— Set exercise —
Omit all images. Transcribe the rest of the material below exactly.

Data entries
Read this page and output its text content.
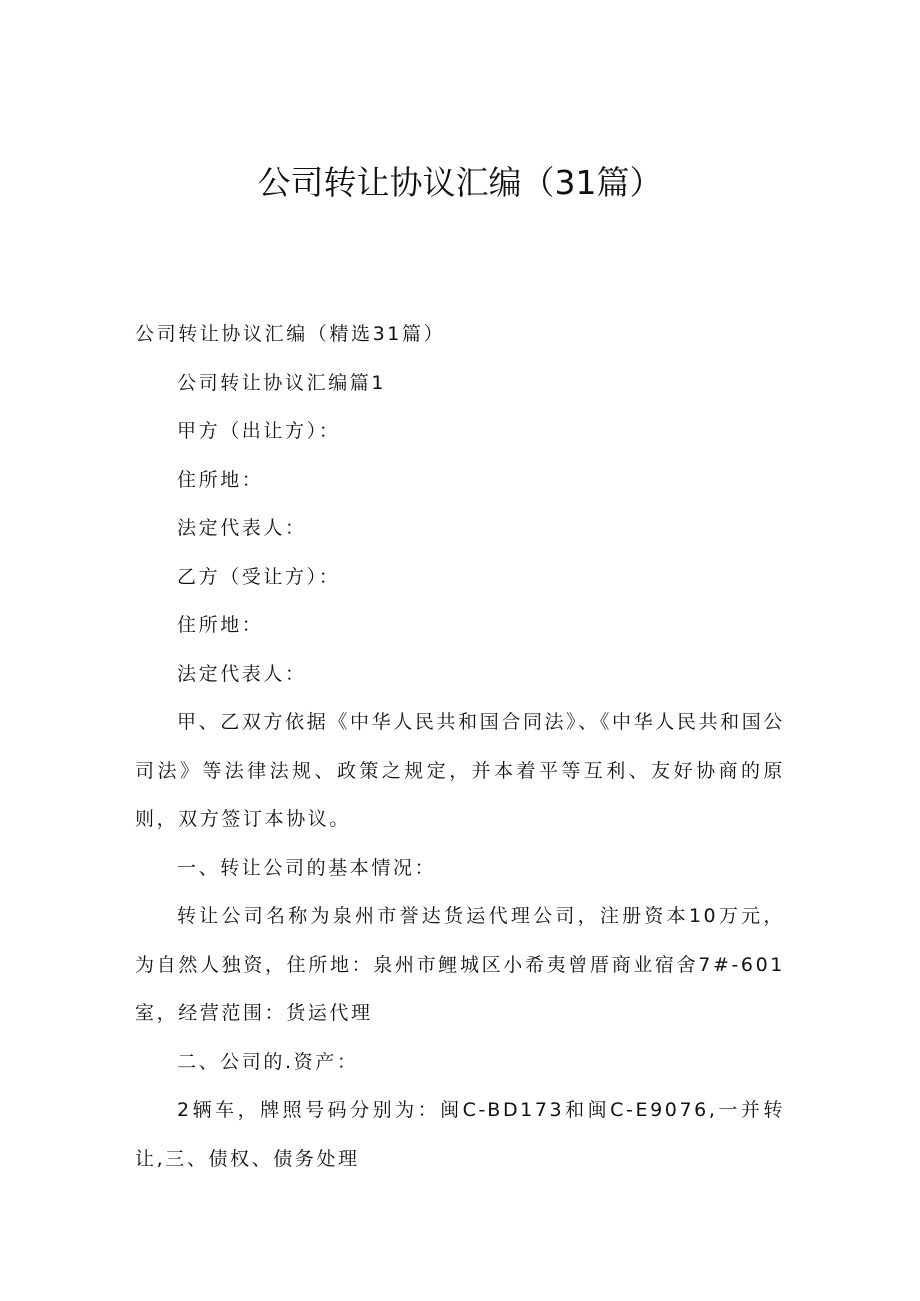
公司转让协议汇编（31篇）

公司转让协议汇编（精选31篇）

公司转让协议汇编篇1

甲方（出让方）：

住所地：

法定代表人：

乙方（受让方）：

住所地：

法定代表人：

甲、乙双方依据《中华人民共和国合同法》、《中华人民共和国公司法》等法律法规、政策之规定，并本着平等互利、友好协商的原则，双方签订本协议。

一、转让公司的基本情况：

转让公司名称为泉州市誉达货运代理公司，注册资本10万元，为自然人独资，住所地：泉州市鲤城区小希夷曾厝商业宿舍7#-601室，经营范围：货运代理

二、公司的.资产：

2辆车，牌照号码分别为：闽C-BD173和闽C-E9076,一并转让,三、债权、债务处理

— Answer in full —
Read this page and output its text content.
公司转让协议汇编（31篇）

公司转让协议汇编（精选31篇）

公司转让协议汇编篇1

甲方（出让方）：

住所地：

法定代表人：

乙方（受让方）：

住所地：

法定代表人：

甲、乙双方依据《中华人民共和国合同法》、《中华人民共和国公司法》等法律法规、政策之规定，并本着平等互利、友好协商的原则，双方签订本协议。

一、转让公司的基本情况：

转让公司名称为泉州市誉达货运代理公司，注册资本10万元，为自然人独资，住所地：泉州市鲤城区小希夷曾厝商业宿舍7#-601室，经营范围：货运代理

二、公司的.资产：

2辆车，牌照号码分别为：闽C-BD173和闽C-E9076,一并转让,三、债权、债务处理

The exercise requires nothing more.